WHAT IS EXPECTED
Counting only lines that hold "Viande", give the total and nothing more.

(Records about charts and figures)
◆ ◆ ◆ ◆ ◆ ◆ ◆

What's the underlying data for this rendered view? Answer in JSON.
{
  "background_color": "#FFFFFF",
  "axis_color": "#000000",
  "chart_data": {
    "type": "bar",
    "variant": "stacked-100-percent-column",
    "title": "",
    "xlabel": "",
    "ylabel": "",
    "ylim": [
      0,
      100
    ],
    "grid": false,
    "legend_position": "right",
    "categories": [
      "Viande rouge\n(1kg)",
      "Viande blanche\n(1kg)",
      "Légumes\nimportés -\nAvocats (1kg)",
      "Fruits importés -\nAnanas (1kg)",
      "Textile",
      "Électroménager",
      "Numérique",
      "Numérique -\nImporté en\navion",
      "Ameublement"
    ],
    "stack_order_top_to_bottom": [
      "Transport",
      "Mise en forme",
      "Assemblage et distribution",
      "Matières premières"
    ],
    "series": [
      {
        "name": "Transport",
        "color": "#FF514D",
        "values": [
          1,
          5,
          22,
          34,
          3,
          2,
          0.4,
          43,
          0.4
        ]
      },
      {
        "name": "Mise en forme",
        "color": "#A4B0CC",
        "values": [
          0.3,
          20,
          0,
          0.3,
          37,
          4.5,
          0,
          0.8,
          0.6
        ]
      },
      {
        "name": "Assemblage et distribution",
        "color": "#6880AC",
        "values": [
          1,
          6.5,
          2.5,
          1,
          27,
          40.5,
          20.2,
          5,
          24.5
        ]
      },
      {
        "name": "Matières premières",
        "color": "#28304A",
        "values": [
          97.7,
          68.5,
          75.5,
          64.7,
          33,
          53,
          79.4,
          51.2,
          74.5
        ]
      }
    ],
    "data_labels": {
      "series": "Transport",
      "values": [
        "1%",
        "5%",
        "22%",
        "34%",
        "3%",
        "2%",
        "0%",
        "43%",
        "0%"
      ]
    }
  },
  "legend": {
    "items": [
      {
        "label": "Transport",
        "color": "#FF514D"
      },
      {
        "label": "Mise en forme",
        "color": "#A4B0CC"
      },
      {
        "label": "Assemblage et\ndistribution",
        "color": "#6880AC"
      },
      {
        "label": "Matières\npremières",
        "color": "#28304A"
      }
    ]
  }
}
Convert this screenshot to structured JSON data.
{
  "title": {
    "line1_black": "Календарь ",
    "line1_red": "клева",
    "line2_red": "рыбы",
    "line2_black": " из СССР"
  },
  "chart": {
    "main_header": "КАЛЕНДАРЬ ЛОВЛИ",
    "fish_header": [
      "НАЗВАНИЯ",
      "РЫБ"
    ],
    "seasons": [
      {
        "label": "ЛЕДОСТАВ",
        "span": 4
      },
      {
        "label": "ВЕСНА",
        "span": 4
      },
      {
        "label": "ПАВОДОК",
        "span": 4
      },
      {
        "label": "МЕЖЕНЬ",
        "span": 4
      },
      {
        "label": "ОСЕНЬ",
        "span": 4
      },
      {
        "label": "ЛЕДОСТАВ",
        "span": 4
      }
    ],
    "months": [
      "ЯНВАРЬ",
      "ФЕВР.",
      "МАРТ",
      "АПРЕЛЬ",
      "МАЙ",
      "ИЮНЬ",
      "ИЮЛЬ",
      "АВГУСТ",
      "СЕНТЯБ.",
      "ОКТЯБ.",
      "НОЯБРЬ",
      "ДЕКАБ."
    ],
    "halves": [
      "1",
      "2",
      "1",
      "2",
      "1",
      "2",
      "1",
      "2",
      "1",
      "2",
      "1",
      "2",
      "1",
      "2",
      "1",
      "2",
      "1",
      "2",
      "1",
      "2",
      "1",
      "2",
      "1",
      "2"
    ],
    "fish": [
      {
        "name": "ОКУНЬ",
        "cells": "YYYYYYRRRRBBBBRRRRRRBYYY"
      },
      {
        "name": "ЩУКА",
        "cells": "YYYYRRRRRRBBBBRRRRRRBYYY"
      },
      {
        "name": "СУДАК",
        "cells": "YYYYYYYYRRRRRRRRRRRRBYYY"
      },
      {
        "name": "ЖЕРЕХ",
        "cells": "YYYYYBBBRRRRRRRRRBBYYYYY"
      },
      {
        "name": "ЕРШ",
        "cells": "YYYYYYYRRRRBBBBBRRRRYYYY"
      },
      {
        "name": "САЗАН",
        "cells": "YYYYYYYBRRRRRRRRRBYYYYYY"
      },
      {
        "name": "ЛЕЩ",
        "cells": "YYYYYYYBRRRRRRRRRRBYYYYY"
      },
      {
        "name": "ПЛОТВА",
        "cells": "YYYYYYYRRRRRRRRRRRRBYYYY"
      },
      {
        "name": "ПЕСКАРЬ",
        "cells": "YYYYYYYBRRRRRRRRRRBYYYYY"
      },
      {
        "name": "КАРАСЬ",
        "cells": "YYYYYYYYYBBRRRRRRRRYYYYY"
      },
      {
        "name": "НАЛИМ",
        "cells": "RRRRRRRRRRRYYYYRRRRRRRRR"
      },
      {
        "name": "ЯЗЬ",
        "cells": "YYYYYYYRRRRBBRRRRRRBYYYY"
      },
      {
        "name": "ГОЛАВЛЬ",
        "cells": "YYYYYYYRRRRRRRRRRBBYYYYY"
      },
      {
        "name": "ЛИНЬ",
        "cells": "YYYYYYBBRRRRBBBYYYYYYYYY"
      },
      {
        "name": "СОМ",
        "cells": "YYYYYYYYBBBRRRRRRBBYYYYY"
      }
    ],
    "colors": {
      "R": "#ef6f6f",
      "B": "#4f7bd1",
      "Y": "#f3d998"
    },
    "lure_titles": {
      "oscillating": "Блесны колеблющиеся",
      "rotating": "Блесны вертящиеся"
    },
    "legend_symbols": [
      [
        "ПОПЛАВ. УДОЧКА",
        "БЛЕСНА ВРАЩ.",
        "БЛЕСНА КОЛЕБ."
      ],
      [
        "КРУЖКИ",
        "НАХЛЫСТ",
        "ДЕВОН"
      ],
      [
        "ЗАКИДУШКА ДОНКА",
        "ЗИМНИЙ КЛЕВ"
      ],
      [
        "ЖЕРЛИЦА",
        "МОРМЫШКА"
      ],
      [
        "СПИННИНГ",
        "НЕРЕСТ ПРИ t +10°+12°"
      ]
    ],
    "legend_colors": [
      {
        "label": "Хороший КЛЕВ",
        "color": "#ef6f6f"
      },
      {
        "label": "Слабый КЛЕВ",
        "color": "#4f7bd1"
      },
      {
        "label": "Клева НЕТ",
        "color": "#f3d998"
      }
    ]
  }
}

◆ ◆ ◆ ◆ ◆ ◆ ◆

TASK RESPONSE
2